- **TASK STATEMENT**: Reproduce all entries word for word.
'''
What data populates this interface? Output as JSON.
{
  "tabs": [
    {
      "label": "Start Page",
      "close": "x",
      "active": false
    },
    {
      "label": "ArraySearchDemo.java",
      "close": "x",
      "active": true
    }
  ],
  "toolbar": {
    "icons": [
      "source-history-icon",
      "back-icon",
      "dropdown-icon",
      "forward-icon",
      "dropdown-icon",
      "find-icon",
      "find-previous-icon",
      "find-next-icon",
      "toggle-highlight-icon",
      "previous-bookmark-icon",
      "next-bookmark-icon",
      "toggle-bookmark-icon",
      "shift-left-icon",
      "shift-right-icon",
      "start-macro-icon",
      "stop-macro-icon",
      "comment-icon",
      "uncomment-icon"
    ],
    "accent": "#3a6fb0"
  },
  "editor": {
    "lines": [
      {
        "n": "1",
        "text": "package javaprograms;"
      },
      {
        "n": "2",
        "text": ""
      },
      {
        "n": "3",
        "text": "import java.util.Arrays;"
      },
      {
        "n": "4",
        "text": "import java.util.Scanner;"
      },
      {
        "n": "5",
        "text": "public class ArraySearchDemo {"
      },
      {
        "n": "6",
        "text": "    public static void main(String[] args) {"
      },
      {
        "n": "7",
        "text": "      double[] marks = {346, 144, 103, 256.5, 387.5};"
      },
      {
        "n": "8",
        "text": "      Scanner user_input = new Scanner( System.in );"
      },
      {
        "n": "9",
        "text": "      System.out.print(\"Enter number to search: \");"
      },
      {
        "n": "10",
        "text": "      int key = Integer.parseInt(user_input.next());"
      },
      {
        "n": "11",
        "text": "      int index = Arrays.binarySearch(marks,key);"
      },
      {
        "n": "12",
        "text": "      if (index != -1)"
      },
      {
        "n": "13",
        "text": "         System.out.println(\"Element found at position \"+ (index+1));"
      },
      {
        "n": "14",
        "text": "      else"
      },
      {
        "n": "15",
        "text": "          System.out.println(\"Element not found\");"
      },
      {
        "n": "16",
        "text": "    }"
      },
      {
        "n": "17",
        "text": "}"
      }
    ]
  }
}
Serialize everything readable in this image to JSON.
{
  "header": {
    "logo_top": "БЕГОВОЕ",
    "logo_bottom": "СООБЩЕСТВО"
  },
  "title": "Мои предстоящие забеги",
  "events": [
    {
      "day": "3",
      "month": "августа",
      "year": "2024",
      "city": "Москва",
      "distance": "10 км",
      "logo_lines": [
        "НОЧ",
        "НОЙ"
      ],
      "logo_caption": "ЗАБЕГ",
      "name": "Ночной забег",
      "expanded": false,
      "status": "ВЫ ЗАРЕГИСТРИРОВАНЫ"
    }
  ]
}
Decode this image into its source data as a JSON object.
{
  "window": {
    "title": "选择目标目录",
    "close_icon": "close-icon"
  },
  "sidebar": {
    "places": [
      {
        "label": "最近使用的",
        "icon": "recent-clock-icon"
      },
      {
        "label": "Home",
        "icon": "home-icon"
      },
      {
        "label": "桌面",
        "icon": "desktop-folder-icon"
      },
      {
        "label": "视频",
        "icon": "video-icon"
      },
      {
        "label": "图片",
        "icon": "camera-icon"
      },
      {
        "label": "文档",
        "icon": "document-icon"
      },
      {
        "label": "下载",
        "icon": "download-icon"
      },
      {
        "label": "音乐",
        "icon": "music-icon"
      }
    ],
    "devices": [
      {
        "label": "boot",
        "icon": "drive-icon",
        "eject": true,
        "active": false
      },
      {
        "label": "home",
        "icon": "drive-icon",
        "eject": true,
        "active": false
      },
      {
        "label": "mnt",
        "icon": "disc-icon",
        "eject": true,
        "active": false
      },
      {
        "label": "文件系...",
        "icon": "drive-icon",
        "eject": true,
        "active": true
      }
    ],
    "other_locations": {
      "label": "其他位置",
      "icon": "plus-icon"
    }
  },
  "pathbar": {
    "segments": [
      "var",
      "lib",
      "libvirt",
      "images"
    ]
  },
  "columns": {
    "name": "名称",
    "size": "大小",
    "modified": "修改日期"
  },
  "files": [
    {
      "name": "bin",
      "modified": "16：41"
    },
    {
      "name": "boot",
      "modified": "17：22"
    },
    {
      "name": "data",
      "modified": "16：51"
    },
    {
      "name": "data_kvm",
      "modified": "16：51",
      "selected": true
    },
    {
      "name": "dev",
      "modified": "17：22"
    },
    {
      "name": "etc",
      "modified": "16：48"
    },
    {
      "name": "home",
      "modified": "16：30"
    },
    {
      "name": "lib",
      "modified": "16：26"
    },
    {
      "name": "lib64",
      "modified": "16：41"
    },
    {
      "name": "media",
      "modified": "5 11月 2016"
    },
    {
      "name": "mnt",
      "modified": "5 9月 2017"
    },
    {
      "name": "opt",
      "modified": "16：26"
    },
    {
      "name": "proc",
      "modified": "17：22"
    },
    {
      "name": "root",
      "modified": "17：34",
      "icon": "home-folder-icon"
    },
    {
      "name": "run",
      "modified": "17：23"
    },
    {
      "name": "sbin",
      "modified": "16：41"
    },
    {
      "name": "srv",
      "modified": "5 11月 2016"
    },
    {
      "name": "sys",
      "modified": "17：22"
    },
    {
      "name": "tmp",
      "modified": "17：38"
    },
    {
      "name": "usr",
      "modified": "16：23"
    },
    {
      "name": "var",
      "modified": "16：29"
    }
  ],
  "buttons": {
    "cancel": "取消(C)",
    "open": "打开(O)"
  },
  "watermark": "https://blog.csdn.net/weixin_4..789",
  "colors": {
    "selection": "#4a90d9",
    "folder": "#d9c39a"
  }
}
'''
- **REPLY**:
What data populates this interface? Output as JSON.
{
  "tabs": [
    {
      "label": "Start Page",
      "close": "x",
      "active": false
    },
    {
      "label": "ArraySearchDemo.java",
      "close": "x",
      "active": true
    }
  ],
  "toolbar": {
    "icons": [
      "source-history-icon",
      "back-icon",
      "dropdown-icon",
      "forward-icon",
      "dropdown-icon",
      "find-icon",
      "find-previous-icon",
      "find-next-icon",
      "toggle-highlight-icon",
      "previous-bookmark-icon",
      "next-bookmark-icon",
      "toggle-bookmark-icon",
      "shift-left-icon",
      "shift-right-icon",
      "start-macro-icon",
      "stop-macro-icon",
      "comment-icon",
      "uncomment-icon"
    ],
    "accent": "#3a6fb0"
  },
  "editor": {
    "lines": [
      {
        "n": "1",
        "text": "package javaprograms;"
      },
      {
        "n": "2",
        "text": ""
      },
      {
        "n": "3",
        "text": "import java.util.Arrays;"
      },
      {
        "n": "4",
        "text": "import java.util.Scanner;"
      },
      {
        "n": "5",
        "text": "public class ArraySearchDemo {"
      },
      {
        "n": "6",
        "text": "    public static void main(String[] args) {"
      },
      {
        "n": "7",
        "text": "      double[] marks = {346, 144, 103, 256.5, 387.5};"
      },
      {
        "n": "8",
        "text": "      Scanner user_input = new Scanner( System.in );"
      },
      {
        "n": "9",
        "text": "      System.out.print(\"Enter number to search: \");"
      },
      {
        "n": "10",
        "text": "      int key = Integer.parseInt(user_input.next());"
      },
      {
        "n": "11",
        "text": "      int index = Arrays.binarySearch(marks,key);"
      },
      {
        "n": "12",
        "text": "      if (index != -1)"
      },
      {
        "n": "13",
        "text": "         System.out.println(\"Element found at position \"+ (index+1));"
      },
      {
        "n": "14",
        "text": "      else"
      },
      {
        "n": "15",
        "text": "          System.out.println(\"Element not found\");"
      },
      {
        "n": "16",
        "text": "    }"
      },
      {
        "n": "17",
        "text": "}"
      }
    ]
  }
}
Serialize everything readable in this image to JSON.
{
  "header": {
    "logo_top": "БЕГОВОЕ",
    "logo_bottom": "СООБЩЕСТВО"
  },
  "title": "Мои предстоящие забеги",
  "events": [
    {
      "day": "3",
      "month": "августа",
      "year": "2024",
      "city": "Москва",
      "distance": "10 км",
      "logo_lines": [
        "НОЧ",
        "НОЙ"
      ],
      "logo_caption": "ЗАБЕГ",
      "name": "Ночной забег",
      "expanded": false,
      "status": "ВЫ ЗАРЕГИСТРИРОВАНЫ"
    }
  ]
}
Decode this image into its source data as a JSON object.
{
  "window": {
    "title": "选择目标目录",
    "close_icon": "close-icon"
  },
  "sidebar": {
    "places": [
      {
        "label": "最近使用的",
        "icon": "recent-clock-icon"
      },
      {
        "label": "Home",
        "icon": "home-icon"
      },
      {
        "label": "桌面",
        "icon": "desktop-folder-icon"
      },
      {
        "label": "视频",
        "icon": "video-icon"
      },
      {
        "label": "图片",
        "icon": "camera-icon"
      },
      {
        "label": "文档",
        "icon": "document-icon"
      },
      {
        "label": "下载",
        "icon": "download-icon"
      },
      {
        "label": "音乐",
        "icon": "music-icon"
      }
    ],
    "devices": [
      {
        "label": "boot",
        "icon": "drive-icon",
        "eject": true,
        "active": false
      },
      {
        "label": "home",
        "icon": "drive-icon",
        "eject": true,
        "active": false
      },
      {
        "label": "mnt",
        "icon": "disc-icon",
        "eject": true,
        "active": false
      },
      {
        "label": "文件系...",
        "icon": "drive-icon",
        "eject": true,
        "active": true
      }
    ],
    "other_locations": {
      "label": "其他位置",
      "icon": "plus-icon"
    }
  },
  "pathbar": {
    "segments": [
      "var",
      "lib",
      "libvirt",
      "images"
    ]
  },
  "columns": {
    "name": "名称",
    "size": "大小",
    "modified": "修改日期"
  },
  "files": [
    {
      "name": "bin",
      "modified": "16：41"
    },
    {
      "name": "boot",
      "modified": "17：22"
    },
    {
      "name": "data",
      "modified": "16：51"
    },
    {
      "name": "data_kvm",
      "modified": "16：51",
      "selected": true
    },
    {
      "name": "dev",
      "modified": "17：22"
    },
    {
      "name": "etc",
      "modified": "16：48"
    },
    {
      "name": "home",
      "modified": "16：30"
    },
    {
      "name": "lib",
      "modified": "16：26"
    },
    {
      "name": "lib64",
      "modified": "16：41"
    },
    {
      "name": "media",
      "modified": "5 11月 2016"
    },
    {
      "name": "mnt",
      "modified": "5 9月 2017"
    },
    {
      "name": "opt",
      "modified": "16：26"
    },
    {
      "name": "proc",
      "modified": "17：22"
    },
    {
      "name": "root",
      "modified": "17：34",
      "icon": "home-folder-icon"
    },
    {
      "name": "run",
      "modified": "17：23"
    },
    {
      "name": "sbin",
      "modified": "16：41"
    },
    {
      "name": "srv",
      "modified": "5 11月 2016"
    },
    {
      "name": "sys",
      "modified": "17：22"
    },
    {
      "name": "tmp",
      "modified": "17：38"
    },
    {
      "name": "usr",
      "modified": "16：23"
    },
    {
      "name": "var",
      "modified": "16：29"
    }
  ],
  "buttons": {
    "cancel": "取消(C)",
    "open": "打开(O)"
  },
  "watermark": "https://blog.csdn.net/weixin_4..789",
  "colors": {
    "selection": "#4a90d9",
    "folder": "#d9c39a"
  }
}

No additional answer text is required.